- REQUIREMENT -
Whenever a line of the entries below holds the string "Active", copy that line and return it.
(Beginning of PROVIDED RECORDS)
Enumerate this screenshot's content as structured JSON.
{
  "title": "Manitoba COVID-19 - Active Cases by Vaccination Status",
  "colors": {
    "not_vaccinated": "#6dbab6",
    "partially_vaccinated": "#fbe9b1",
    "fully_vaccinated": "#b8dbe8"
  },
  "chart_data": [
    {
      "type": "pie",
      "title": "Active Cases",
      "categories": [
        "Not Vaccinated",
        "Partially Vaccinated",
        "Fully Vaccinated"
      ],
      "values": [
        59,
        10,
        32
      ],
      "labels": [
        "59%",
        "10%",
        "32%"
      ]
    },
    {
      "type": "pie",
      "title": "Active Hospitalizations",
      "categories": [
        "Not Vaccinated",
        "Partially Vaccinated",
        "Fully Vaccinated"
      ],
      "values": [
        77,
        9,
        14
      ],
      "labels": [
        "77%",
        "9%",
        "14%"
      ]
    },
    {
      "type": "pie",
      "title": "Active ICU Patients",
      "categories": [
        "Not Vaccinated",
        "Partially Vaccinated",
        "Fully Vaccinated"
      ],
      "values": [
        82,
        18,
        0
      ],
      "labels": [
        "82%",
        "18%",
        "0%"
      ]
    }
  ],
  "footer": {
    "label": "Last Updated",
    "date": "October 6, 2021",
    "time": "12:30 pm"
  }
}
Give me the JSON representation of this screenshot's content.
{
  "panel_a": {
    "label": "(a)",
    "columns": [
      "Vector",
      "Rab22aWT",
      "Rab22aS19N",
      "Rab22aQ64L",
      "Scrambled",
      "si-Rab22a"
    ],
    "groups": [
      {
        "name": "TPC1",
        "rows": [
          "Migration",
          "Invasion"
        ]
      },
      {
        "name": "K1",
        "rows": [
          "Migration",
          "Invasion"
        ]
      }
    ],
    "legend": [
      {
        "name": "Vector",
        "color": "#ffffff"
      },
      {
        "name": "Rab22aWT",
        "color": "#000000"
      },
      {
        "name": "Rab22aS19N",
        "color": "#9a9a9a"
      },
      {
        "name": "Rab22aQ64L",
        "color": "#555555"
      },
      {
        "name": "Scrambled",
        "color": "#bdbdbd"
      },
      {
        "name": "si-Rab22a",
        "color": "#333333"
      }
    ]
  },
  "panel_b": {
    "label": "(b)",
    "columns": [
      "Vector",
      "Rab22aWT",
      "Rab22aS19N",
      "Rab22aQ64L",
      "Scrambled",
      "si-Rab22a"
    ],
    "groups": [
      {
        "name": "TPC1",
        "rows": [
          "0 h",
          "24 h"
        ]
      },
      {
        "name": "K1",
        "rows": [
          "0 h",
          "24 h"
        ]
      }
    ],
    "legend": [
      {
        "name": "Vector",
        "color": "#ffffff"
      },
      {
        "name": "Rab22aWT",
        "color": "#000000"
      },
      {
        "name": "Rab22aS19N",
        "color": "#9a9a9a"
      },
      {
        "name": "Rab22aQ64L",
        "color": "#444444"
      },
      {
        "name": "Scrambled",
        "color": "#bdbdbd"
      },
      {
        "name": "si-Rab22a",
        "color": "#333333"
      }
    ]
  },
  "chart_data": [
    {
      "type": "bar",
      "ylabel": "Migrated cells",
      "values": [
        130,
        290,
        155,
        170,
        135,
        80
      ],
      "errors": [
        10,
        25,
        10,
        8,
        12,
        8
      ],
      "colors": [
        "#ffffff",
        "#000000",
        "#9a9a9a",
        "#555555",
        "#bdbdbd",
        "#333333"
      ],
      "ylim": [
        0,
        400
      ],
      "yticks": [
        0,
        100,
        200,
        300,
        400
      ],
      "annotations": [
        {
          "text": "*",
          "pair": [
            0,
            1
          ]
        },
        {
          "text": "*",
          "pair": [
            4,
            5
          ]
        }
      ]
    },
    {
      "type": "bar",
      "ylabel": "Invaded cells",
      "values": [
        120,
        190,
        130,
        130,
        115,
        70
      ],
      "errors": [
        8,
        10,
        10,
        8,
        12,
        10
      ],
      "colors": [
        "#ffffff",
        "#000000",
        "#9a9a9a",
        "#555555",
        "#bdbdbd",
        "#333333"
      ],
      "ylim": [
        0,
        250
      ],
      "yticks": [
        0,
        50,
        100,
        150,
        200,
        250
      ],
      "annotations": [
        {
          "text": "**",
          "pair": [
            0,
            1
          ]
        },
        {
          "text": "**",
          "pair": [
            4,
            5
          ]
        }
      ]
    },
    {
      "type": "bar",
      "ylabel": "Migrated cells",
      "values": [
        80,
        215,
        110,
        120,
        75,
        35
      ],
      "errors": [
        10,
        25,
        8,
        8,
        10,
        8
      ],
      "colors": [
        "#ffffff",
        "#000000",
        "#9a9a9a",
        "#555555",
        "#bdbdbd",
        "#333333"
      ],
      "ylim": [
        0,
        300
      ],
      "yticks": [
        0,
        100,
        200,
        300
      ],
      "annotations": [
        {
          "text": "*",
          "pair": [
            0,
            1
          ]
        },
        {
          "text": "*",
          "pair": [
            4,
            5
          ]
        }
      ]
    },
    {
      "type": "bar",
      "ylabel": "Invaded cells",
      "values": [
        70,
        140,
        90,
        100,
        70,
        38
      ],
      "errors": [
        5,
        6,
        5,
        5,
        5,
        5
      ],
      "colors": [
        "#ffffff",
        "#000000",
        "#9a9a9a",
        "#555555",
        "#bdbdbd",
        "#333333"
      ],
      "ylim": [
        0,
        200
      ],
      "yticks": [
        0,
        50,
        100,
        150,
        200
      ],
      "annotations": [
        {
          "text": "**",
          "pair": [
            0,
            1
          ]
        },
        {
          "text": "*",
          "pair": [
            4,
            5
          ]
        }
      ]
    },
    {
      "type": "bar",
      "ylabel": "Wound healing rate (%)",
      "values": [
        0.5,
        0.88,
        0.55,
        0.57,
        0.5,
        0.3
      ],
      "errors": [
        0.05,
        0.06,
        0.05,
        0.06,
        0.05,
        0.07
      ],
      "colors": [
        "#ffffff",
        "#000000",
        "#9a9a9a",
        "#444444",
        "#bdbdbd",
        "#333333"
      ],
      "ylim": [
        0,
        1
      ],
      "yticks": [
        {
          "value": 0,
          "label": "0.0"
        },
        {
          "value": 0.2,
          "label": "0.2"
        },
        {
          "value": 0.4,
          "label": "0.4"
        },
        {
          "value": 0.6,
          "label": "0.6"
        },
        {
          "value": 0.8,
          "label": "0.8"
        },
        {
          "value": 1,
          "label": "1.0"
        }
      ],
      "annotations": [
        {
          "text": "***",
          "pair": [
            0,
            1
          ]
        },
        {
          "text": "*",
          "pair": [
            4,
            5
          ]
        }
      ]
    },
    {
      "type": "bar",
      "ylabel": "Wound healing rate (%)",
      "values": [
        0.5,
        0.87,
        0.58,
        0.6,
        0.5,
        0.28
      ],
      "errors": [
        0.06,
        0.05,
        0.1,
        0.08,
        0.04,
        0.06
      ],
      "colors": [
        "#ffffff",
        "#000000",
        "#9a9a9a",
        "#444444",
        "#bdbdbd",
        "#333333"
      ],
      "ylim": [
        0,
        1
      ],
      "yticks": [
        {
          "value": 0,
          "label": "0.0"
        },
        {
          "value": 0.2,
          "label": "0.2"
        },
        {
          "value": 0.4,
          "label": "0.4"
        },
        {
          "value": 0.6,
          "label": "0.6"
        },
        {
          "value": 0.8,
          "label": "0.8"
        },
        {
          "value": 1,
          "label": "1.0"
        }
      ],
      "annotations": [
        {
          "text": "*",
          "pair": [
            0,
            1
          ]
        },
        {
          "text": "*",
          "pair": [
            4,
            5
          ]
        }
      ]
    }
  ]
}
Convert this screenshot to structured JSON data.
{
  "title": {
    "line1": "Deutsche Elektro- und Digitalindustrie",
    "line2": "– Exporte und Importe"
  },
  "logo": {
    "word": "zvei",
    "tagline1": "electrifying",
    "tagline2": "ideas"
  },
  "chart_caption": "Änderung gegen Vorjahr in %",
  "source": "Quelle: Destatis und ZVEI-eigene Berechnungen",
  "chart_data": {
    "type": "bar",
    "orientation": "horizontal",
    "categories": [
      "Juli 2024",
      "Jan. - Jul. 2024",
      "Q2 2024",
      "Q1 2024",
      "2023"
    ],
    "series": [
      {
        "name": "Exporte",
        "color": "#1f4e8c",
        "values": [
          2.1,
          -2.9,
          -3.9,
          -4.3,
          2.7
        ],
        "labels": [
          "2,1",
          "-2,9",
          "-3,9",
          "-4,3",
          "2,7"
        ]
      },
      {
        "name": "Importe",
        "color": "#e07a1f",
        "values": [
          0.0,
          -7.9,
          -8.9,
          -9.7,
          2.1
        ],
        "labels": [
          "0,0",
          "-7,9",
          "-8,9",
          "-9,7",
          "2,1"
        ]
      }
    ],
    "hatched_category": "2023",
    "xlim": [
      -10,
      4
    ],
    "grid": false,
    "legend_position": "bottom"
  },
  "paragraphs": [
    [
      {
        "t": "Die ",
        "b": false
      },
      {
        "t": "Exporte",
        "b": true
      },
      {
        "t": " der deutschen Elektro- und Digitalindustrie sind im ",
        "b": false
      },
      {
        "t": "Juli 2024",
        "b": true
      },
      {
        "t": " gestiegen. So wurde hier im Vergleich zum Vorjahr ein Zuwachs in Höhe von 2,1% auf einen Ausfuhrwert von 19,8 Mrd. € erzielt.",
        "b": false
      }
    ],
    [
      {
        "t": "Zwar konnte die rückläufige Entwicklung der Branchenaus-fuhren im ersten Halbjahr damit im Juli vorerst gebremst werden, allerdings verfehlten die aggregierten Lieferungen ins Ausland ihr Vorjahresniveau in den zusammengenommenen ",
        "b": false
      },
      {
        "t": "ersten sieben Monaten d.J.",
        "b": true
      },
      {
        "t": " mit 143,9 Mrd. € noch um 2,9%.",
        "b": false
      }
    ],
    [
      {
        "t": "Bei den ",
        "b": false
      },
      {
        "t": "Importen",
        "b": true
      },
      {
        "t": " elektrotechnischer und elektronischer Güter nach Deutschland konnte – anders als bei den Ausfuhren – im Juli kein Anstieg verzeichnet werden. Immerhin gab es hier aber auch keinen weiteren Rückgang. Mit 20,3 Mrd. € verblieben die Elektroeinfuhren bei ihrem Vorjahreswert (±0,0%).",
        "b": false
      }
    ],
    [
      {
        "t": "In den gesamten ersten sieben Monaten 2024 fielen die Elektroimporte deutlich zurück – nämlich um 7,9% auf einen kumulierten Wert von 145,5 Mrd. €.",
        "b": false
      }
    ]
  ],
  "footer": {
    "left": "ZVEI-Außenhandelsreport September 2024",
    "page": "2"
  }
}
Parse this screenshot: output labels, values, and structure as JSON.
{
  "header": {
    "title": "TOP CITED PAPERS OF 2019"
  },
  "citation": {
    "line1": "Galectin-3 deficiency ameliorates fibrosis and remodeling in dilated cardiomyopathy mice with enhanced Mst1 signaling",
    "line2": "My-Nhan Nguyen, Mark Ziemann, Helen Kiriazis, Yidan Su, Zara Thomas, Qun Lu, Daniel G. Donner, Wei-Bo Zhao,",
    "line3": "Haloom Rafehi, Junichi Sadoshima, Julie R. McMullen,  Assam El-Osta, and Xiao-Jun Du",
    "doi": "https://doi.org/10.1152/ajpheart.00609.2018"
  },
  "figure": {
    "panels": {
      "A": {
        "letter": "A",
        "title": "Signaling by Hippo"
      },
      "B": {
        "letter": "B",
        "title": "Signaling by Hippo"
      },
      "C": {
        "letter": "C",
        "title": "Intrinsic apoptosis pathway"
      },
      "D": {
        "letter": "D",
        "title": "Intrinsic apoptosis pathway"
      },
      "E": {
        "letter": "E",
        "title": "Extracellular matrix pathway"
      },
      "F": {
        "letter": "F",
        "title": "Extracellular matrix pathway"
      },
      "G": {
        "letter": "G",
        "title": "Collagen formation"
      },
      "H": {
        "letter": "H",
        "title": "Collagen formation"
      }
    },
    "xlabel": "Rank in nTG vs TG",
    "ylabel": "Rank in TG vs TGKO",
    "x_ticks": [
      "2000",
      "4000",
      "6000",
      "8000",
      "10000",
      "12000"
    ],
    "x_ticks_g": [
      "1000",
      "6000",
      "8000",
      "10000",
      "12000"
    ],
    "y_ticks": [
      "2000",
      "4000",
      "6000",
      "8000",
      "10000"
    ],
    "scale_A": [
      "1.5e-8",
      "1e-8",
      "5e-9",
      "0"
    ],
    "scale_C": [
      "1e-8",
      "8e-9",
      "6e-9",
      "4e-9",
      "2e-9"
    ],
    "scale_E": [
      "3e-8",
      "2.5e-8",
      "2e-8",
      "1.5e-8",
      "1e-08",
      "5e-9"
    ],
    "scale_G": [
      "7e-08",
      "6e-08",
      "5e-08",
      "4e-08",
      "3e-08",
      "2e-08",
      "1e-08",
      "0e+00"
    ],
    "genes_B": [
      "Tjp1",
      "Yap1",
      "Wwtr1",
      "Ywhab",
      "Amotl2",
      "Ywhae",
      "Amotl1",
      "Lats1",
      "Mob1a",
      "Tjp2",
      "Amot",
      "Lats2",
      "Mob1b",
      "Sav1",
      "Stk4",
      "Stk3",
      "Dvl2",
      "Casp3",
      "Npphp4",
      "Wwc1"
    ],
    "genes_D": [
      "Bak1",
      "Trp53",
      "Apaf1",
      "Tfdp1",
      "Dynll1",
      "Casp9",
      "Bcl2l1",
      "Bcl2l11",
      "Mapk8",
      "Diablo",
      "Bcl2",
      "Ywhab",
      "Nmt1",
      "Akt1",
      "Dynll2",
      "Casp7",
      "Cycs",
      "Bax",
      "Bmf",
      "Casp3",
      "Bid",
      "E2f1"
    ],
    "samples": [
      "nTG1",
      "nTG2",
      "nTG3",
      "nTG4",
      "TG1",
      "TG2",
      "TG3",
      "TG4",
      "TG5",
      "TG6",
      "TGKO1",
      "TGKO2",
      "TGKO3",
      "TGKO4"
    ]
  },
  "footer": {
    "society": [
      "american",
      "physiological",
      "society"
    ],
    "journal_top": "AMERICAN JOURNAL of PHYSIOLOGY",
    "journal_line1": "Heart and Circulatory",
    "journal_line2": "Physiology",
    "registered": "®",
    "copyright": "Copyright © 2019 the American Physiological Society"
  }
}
(End of PROVIDED RECORDS)
- TASK RESPONSE -
  "title": "Manitoba COVID-19 - Active Cases by Vaccination Status",
      "title": "Active Cases",
      "title": "Active Hospitalizations",
      "title": "Active ICU Patients",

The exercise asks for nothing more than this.